[Begin RECORDS SHOWN]

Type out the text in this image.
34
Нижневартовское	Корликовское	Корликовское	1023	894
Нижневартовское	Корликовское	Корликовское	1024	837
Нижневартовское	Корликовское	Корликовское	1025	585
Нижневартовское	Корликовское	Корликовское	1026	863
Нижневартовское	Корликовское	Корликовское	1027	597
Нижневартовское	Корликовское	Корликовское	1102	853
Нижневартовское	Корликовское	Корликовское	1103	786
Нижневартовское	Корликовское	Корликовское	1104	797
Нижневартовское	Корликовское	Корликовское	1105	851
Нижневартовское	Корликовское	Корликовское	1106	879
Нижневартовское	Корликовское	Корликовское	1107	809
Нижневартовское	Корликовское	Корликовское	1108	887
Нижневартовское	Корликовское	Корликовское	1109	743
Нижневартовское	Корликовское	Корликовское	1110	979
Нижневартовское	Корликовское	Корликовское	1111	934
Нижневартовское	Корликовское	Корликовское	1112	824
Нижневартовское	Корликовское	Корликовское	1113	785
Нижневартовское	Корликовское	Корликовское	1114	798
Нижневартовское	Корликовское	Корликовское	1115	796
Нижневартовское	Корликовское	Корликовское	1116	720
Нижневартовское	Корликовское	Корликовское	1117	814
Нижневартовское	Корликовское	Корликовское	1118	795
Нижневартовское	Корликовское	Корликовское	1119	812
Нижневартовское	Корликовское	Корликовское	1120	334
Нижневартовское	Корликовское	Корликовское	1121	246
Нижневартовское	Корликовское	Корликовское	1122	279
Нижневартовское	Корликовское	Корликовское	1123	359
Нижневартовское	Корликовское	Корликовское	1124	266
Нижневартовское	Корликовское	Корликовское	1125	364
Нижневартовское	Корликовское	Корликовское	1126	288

[End RECORDS SHOWN]

■ **SET TASK**
Write out the listing once more, matching it exactly.

■ **FINAL RESULT**
Type out the text in this image.
34
Нижневартовское	Корликовское	Корликовское	1023	894
Нижневартовское	Корликовское	Корликовское	1024	837
Нижневартовское	Корликовское	Корликовское	1025	585
Нижневартовское	Корликовское	Корликовское	1026	863
Нижневартовское	Корликовское	Корликовское	1027	597
Нижневартовское	Корликовское	Корликовское	1102	853
Нижневартовское	Корликовское	Корликовское	1103	786
Нижневартовское	Корликовское	Корликовское	1104	797
Нижневартовское	Корликовское	Корликовское	1105	851
Нижневартовское	Корликовское	Корликовское	1106	879
Нижневартовское	Корликовское	Корликовское	1107	809
Нижневартовское	Корликовское	Корликовское	1108	887
Нижневартовское	Корликовское	Корликовское	1109	743
Нижневартовское	Корликовское	Корликовское	1110	979
Нижневартовское	Корликовское	Корликовское	1111	934
Нижневартовское	Корликовское	Корликовское	1112	824
Нижневартовское	Корликовское	Корликовское	1113	785
Нижневартовское	Корликовское	Корликовское	1114	798
Нижневартовское	Корликовское	Корликовское	1115	796
Нижневартовское	Корликовское	Корликовское	1116	720
Нижневартовское	Корликовское	Корликовское	1117	814
Нижневартовское	Корликовское	Корликовское	1118	795
Нижневартовское	Корликовское	Корликовское	1119	812
Нижневартовское	Корликовское	Корликовское	1120	334
Нижневартовское	Корликовское	Корликовское	1121	246
Нижневартовское	Корликовское	Корликовское	1122	279
Нижневартовское	Корликовское	Корликовское	1123	359
Нижневартовское	Корликовское	Корликовское	1124	266
Нижневартовское	Корликовское	Корликовское	1125	364
Нижневартовское	Корликовское	Корликовское	1126	288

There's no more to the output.